Records from a dataset
━━━
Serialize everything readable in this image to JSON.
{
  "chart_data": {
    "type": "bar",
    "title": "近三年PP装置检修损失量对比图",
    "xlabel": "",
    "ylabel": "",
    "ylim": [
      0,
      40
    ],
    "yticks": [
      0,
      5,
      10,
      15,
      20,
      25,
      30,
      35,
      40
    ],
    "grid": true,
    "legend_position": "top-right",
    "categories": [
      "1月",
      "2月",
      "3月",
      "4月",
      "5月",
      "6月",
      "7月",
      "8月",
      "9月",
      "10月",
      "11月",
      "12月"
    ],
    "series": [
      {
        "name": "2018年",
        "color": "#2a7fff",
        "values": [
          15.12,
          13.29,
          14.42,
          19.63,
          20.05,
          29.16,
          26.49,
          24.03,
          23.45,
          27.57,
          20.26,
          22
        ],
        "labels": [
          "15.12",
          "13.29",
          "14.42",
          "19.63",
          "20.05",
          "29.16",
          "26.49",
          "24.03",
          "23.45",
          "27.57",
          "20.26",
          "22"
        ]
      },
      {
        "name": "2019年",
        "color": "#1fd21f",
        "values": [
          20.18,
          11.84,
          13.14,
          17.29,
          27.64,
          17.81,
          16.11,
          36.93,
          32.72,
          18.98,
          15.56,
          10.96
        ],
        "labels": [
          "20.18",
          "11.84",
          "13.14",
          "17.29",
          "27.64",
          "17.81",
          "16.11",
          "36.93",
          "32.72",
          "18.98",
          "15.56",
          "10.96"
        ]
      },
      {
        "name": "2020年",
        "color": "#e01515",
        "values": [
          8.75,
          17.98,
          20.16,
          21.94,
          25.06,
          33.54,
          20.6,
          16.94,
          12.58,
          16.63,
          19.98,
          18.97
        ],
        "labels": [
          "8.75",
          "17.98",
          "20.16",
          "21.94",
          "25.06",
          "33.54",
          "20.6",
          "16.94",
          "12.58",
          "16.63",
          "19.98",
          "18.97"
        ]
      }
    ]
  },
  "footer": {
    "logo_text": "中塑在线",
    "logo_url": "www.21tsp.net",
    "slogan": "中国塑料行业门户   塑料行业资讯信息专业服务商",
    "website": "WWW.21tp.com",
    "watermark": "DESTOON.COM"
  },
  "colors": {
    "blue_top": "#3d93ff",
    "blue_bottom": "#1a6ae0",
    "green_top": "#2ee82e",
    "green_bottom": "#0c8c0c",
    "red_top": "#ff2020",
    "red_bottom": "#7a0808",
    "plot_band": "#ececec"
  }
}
━━━
Your task is to repeat every entry exactly.

Serialize everything readable in this image to JSON.
{
  "chart_data": {
    "type": "bar",
    "title": "近三年PP装置检修损失量对比图",
    "xlabel": "",
    "ylabel": "",
    "ylim": [
      0,
      40
    ],
    "yticks": [
      0,
      5,
      10,
      15,
      20,
      25,
      30,
      35,
      40
    ],
    "grid": true,
    "legend_position": "top-right",
    "categories": [
      "1月",
      "2月",
      "3月",
      "4月",
      "5月",
      "6月",
      "7月",
      "8月",
      "9月",
      "10月",
      "11月",
      "12月"
    ],
    "series": [
      {
        "name": "2018年",
        "color": "#2a7fff",
        "values": [
          15.12,
          13.29,
          14.42,
          19.63,
          20.05,
          29.16,
          26.49,
          24.03,
          23.45,
          27.57,
          20.26,
          22
        ],
        "labels": [
          "15.12",
          "13.29",
          "14.42",
          "19.63",
          "20.05",
          "29.16",
          "26.49",
          "24.03",
          "23.45",
          "27.57",
          "20.26",
          "22"
        ]
      },
      {
        "name": "2019年",
        "color": "#1fd21f",
        "values": [
          20.18,
          11.84,
          13.14,
          17.29,
          27.64,
          17.81,
          16.11,
          36.93,
          32.72,
          18.98,
          15.56,
          10.96
        ],
        "labels": [
          "20.18",
          "11.84",
          "13.14",
          "17.29",
          "27.64",
          "17.81",
          "16.11",
          "36.93",
          "32.72",
          "18.98",
          "15.56",
          "10.96"
        ]
      },
      {
        "name": "2020年",
        "color": "#e01515",
        "values": [
          8.75,
          17.98,
          20.16,
          21.94,
          25.06,
          33.54,
          20.6,
          16.94,
          12.58,
          16.63,
          19.98,
          18.97
        ],
        "labels": [
          "8.75",
          "17.98",
          "20.16",
          "21.94",
          "25.06",
          "33.54",
          "20.6",
          "16.94",
          "12.58",
          "16.63",
          "19.98",
          "18.97"
        ]
      }
    ]
  },
  "footer": {
    "logo_text": "中塑在线",
    "logo_url": "www.21tsp.net",
    "slogan": "中国塑料行业门户   塑料行业资讯信息专业服务商",
    "website": "WWW.21tp.com",
    "watermark": "DESTOON.COM"
  },
  "colors": {
    "blue_top": "#3d93ff",
    "blue_bottom": "#1a6ae0",
    "green_top": "#2ee82e",
    "green_bottom": "#0c8c0c",
    "red_top": "#ff2020",
    "red_bottom": "#7a0808",
    "plot_band": "#ececec"
  }
}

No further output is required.